In the records below, tally every line containing "participants". Report only the total.

■ **Dataset records**:
━━━━
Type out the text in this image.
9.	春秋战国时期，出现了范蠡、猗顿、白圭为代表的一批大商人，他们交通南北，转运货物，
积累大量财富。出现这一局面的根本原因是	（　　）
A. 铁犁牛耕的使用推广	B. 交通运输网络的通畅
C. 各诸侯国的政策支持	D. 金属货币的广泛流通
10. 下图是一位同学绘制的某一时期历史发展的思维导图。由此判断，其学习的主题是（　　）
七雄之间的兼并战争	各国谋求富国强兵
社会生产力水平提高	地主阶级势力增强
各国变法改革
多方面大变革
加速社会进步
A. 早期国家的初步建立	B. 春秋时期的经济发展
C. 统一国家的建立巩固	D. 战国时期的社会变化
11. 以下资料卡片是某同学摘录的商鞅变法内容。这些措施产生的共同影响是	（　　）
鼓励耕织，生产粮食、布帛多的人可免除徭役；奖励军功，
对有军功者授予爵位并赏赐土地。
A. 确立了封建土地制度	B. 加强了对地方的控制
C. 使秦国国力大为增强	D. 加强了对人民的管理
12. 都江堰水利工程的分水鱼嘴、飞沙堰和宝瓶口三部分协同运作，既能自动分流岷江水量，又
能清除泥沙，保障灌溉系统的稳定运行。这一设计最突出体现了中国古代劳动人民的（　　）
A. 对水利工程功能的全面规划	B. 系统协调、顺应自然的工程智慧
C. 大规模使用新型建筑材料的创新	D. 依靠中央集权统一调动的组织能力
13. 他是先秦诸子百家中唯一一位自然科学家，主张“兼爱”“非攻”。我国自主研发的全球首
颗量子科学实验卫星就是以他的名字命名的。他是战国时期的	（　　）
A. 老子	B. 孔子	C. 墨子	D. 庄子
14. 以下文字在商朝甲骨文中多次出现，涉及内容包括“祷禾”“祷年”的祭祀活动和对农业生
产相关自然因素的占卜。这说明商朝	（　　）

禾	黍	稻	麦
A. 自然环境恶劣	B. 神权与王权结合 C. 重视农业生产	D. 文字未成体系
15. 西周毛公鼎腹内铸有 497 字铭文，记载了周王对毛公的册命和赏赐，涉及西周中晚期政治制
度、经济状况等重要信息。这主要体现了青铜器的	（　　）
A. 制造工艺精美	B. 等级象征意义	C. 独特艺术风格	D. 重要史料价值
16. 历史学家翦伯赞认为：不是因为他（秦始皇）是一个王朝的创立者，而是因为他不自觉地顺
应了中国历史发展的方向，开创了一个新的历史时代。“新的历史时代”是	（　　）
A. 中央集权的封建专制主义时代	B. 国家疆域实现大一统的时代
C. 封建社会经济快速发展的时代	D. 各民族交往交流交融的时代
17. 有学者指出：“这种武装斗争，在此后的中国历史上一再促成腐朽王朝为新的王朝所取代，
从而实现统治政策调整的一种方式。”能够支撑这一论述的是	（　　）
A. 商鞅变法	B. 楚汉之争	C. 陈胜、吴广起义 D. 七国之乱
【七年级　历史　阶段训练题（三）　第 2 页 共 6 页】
━━━━
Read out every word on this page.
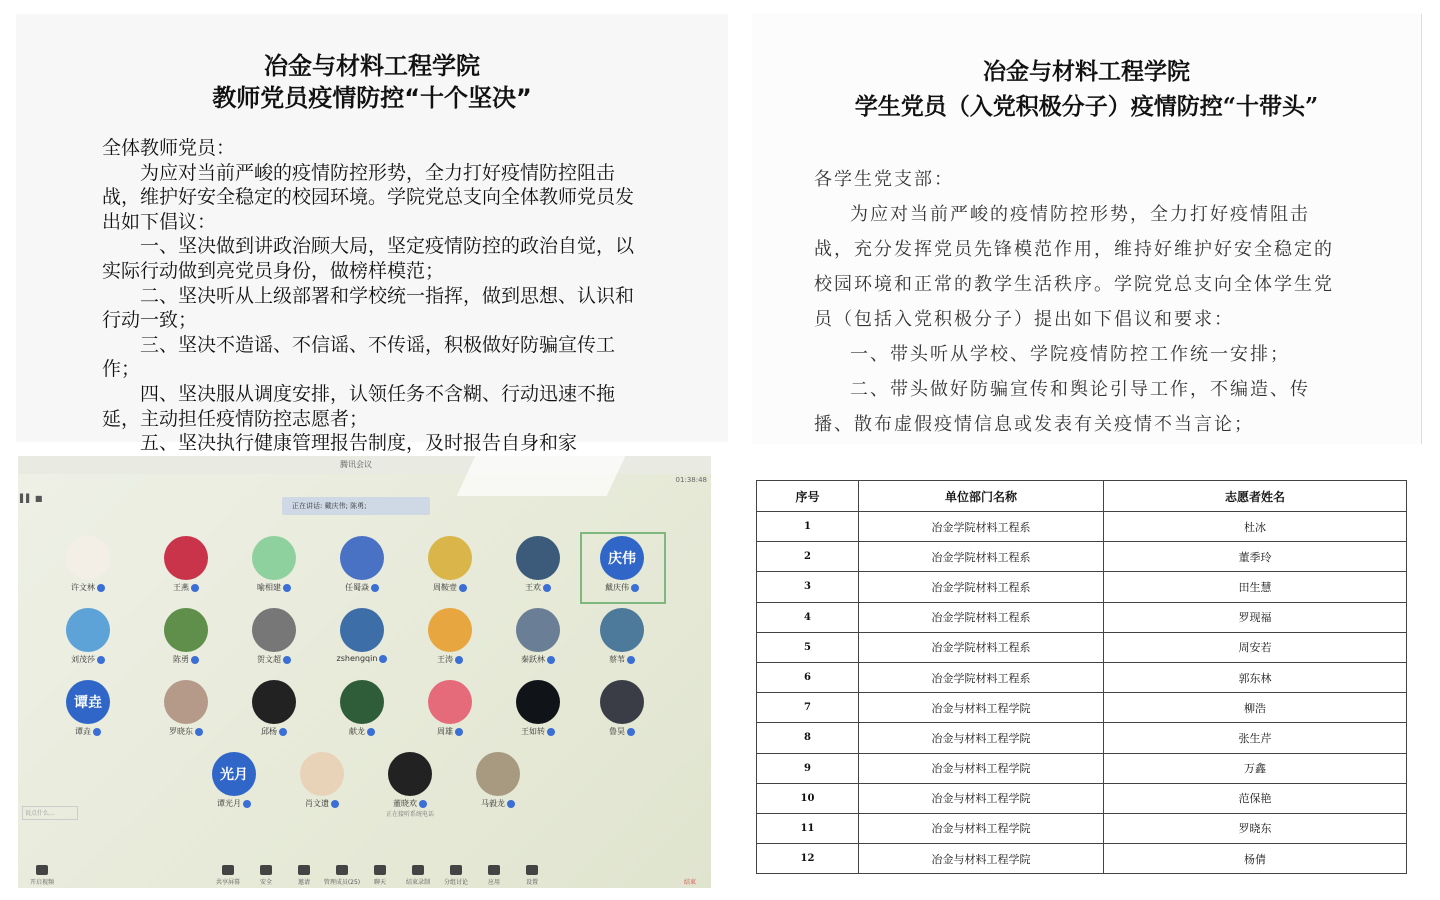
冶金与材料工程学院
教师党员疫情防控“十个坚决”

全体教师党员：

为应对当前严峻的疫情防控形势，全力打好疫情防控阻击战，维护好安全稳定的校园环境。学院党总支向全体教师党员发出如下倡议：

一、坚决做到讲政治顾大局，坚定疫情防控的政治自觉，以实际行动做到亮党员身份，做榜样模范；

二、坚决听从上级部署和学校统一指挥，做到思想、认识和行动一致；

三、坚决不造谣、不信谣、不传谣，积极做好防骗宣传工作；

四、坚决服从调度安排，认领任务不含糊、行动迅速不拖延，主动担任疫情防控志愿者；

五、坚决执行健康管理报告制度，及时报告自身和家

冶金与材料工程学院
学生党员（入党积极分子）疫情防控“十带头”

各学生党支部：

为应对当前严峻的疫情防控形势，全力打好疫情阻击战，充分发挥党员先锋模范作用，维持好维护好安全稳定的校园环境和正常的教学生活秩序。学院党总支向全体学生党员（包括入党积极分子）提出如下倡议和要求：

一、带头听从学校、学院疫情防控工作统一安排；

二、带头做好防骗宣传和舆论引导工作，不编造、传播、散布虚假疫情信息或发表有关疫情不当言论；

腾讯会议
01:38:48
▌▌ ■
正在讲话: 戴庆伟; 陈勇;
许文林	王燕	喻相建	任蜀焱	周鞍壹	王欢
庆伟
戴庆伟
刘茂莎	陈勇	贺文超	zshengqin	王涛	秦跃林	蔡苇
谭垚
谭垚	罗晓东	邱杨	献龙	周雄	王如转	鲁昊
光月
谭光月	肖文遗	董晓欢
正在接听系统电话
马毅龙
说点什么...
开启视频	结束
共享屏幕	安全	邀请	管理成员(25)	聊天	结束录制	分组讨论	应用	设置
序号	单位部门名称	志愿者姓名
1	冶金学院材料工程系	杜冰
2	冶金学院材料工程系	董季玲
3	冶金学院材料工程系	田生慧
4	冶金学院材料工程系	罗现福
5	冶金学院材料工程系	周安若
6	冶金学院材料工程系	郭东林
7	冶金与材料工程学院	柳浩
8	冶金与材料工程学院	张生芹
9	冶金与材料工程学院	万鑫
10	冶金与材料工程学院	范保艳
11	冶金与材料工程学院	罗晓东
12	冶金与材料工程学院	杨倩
━━━━
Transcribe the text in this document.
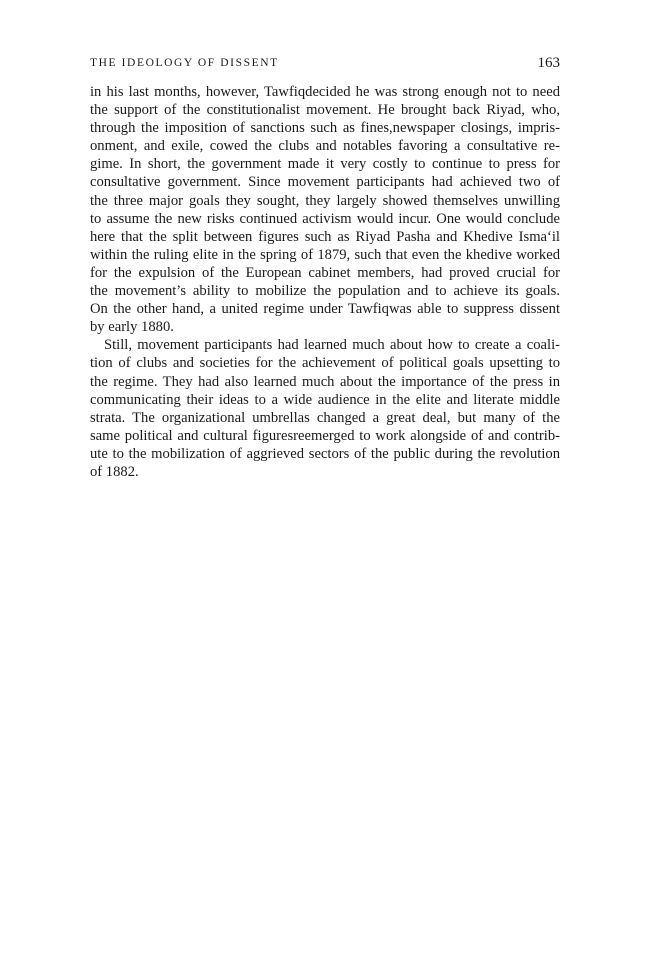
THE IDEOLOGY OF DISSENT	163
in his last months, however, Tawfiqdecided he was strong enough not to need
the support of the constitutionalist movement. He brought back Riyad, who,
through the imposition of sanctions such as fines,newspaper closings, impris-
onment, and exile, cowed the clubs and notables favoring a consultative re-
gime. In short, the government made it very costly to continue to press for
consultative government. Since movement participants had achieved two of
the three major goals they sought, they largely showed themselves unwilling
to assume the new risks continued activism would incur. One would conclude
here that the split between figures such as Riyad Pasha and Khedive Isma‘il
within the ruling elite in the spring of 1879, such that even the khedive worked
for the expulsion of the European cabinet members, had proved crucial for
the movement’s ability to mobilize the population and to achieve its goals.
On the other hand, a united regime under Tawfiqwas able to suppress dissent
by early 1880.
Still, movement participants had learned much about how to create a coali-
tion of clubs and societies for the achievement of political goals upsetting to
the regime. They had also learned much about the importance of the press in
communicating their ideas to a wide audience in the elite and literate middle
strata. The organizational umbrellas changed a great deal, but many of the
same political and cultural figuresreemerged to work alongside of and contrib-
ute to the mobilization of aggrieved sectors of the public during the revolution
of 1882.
━━━━
■ **Solution to this exercise**: 2